Written problem: Where a line contains the word "value", copy that line in full.

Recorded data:
* * * *

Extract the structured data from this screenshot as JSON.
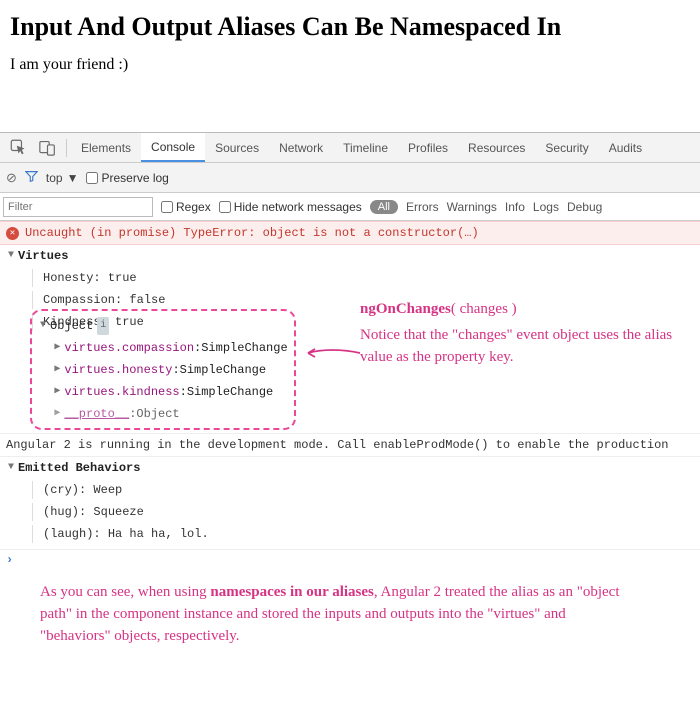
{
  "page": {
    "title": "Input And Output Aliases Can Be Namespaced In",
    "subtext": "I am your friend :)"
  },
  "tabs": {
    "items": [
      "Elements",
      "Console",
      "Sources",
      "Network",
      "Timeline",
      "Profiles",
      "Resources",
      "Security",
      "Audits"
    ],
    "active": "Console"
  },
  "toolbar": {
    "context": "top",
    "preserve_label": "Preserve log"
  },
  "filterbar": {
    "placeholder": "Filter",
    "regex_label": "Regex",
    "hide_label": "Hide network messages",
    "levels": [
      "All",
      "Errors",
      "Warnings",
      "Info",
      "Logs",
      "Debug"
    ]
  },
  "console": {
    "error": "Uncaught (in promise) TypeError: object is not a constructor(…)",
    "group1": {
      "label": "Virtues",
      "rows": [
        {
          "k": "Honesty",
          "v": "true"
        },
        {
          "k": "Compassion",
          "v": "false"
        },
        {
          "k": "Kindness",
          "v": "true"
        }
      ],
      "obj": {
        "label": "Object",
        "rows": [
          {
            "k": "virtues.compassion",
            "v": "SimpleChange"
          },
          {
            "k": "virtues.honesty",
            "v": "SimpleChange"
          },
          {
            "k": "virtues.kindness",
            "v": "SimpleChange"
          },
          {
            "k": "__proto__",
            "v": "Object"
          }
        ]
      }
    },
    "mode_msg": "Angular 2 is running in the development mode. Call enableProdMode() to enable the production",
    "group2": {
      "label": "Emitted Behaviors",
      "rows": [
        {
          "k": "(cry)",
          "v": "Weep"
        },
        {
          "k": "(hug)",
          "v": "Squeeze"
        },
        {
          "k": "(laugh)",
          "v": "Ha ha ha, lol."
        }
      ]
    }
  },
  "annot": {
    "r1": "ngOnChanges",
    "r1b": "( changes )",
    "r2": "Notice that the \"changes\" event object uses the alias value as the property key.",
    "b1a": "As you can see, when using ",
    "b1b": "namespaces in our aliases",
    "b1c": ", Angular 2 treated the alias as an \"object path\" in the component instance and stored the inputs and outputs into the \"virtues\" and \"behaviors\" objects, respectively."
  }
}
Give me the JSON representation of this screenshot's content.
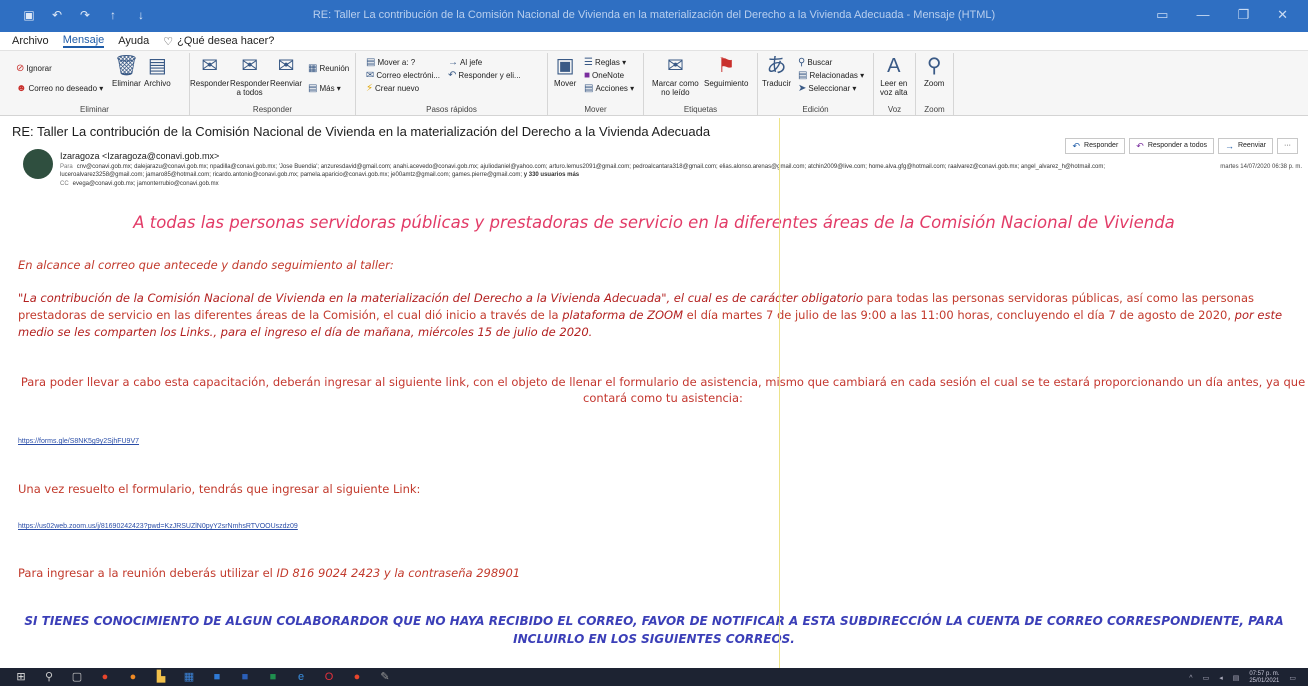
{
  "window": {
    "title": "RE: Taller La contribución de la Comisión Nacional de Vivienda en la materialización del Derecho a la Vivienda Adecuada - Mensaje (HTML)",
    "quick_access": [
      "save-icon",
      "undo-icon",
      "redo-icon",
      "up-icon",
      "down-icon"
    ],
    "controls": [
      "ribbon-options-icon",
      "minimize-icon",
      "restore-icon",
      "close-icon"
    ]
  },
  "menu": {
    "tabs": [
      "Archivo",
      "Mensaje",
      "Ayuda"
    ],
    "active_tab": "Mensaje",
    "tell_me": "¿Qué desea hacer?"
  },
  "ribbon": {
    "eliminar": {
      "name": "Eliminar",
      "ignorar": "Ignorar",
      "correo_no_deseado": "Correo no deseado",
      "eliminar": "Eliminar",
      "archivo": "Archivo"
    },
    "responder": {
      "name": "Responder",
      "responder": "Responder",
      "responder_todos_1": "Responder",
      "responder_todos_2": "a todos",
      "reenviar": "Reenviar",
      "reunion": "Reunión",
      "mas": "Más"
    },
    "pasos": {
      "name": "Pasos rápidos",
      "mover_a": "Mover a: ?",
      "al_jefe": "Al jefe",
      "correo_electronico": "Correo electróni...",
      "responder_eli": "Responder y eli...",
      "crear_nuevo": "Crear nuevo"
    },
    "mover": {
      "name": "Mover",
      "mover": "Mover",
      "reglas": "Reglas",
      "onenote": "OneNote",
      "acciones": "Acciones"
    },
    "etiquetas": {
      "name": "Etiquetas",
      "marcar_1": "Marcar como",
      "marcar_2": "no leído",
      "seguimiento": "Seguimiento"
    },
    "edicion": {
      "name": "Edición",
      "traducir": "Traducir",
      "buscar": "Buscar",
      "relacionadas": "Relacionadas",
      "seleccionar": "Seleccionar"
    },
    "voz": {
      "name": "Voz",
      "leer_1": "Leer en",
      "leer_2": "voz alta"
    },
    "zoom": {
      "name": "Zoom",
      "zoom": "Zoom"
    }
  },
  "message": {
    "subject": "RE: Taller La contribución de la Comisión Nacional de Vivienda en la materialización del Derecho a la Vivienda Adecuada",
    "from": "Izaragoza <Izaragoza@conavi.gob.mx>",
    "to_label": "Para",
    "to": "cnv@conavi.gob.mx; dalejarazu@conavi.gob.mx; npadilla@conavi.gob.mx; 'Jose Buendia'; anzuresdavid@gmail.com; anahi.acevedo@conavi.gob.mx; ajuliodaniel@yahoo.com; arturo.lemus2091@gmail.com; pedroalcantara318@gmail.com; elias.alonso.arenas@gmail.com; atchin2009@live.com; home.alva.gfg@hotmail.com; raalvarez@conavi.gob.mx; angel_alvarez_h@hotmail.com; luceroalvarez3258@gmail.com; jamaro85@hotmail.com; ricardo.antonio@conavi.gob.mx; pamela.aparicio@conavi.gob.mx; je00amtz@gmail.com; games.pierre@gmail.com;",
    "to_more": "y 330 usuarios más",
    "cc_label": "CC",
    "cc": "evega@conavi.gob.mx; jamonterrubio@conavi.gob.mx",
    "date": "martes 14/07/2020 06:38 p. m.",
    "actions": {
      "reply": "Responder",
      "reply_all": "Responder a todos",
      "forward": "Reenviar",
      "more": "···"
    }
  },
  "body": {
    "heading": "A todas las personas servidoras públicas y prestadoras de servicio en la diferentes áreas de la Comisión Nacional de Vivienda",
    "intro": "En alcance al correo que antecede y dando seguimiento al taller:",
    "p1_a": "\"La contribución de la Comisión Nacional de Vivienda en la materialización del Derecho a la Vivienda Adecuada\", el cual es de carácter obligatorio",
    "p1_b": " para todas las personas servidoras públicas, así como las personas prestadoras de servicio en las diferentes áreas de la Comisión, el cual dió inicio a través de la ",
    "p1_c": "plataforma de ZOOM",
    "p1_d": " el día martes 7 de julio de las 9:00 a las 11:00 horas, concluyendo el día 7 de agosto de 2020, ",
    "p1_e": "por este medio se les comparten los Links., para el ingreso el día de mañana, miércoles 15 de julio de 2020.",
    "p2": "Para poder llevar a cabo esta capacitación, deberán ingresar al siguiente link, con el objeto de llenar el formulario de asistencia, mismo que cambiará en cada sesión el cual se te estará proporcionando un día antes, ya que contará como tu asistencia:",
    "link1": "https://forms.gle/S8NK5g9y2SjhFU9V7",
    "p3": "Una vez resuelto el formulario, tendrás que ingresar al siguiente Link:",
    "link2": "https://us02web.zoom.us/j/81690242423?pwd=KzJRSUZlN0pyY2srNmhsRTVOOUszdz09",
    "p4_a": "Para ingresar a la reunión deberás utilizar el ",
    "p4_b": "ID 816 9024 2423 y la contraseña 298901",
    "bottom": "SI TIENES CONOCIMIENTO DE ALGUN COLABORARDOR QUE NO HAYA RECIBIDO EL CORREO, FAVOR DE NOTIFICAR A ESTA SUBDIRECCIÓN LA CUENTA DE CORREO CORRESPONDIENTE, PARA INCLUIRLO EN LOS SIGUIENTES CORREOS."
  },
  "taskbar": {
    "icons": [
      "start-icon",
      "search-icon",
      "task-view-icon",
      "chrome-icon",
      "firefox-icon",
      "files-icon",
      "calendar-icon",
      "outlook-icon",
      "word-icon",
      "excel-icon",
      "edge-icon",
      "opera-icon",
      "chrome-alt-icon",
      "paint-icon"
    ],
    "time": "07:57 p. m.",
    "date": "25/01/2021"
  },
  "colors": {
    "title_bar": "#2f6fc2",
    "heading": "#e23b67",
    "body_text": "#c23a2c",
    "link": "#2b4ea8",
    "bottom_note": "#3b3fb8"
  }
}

* * * *

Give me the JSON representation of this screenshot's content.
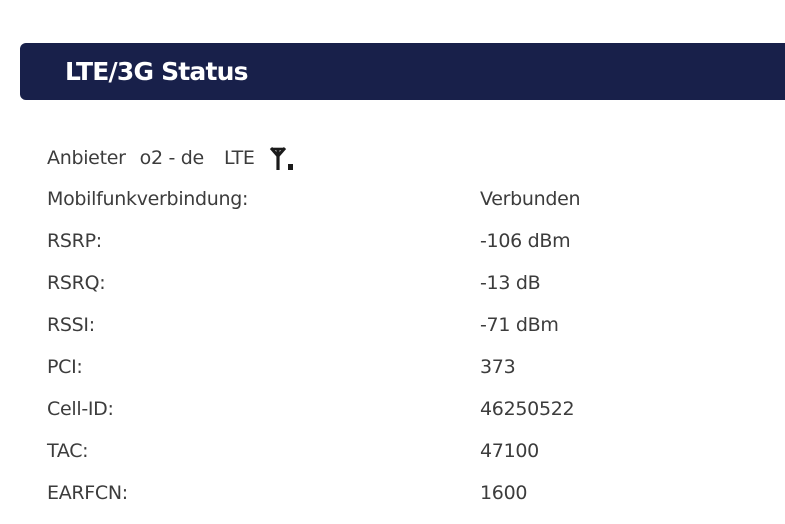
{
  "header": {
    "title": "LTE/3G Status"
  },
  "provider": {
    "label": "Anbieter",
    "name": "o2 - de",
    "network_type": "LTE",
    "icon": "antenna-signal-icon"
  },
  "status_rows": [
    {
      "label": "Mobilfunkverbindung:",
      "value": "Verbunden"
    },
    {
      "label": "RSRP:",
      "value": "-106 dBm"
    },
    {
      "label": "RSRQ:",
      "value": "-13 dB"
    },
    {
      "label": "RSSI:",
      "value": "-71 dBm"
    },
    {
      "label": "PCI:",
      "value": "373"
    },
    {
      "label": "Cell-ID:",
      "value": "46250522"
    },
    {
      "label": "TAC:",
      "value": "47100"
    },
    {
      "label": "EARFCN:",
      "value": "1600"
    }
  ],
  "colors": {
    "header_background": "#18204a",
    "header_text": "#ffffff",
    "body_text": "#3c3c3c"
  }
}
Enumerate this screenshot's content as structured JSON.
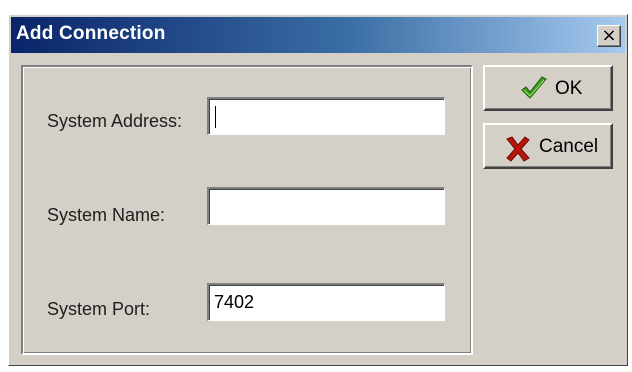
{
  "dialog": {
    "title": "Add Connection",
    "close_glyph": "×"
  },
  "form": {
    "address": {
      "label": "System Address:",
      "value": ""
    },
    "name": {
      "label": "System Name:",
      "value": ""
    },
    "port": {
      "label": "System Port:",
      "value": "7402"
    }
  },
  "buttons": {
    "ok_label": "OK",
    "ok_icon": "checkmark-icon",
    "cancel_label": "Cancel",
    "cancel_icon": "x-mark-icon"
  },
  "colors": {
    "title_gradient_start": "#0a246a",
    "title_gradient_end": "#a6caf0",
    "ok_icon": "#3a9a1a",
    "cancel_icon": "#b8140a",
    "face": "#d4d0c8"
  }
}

* * * *

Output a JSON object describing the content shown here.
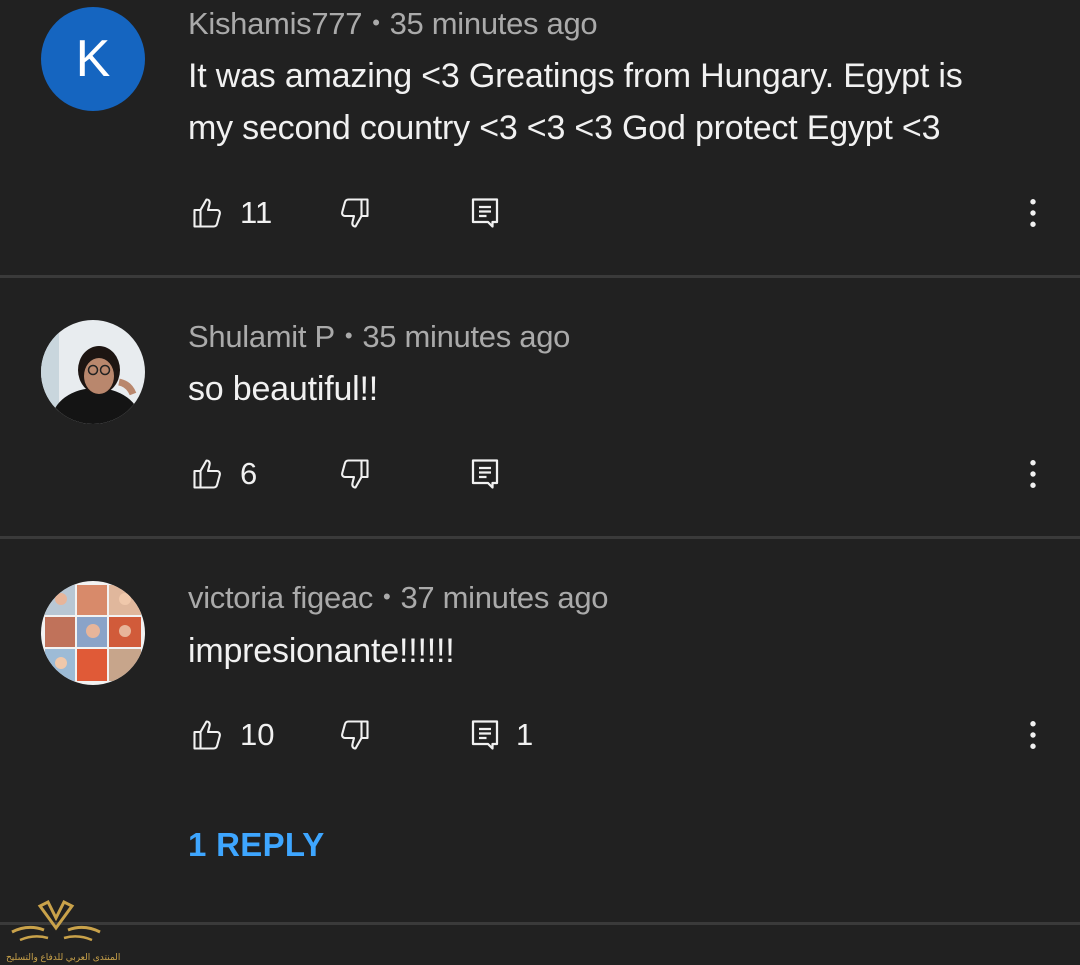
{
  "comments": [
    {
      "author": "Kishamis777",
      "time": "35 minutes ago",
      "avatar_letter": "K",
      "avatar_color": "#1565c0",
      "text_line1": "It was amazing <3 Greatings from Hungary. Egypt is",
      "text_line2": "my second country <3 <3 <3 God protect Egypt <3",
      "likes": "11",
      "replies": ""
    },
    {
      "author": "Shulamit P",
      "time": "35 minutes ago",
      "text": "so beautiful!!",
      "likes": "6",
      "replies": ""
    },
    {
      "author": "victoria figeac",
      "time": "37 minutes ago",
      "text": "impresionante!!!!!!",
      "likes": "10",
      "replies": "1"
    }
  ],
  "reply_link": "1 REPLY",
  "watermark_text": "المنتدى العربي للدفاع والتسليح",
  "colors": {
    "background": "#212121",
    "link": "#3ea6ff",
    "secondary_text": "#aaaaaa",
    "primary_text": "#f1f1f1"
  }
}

* * * *

Answer:
    "r2": "Notice that the \"changes\" event object uses the alias value as the property key.",
      "value": "Verbunden"
      "value": "-106 dBm"
      "value": "-13 dB"
      "value": "-71 dBm"
      "value": "373"
      "value": "46250522"
      "value": "47100"
      "value": "1600"
      "value": ""
      "value": ""
      "value": "7402"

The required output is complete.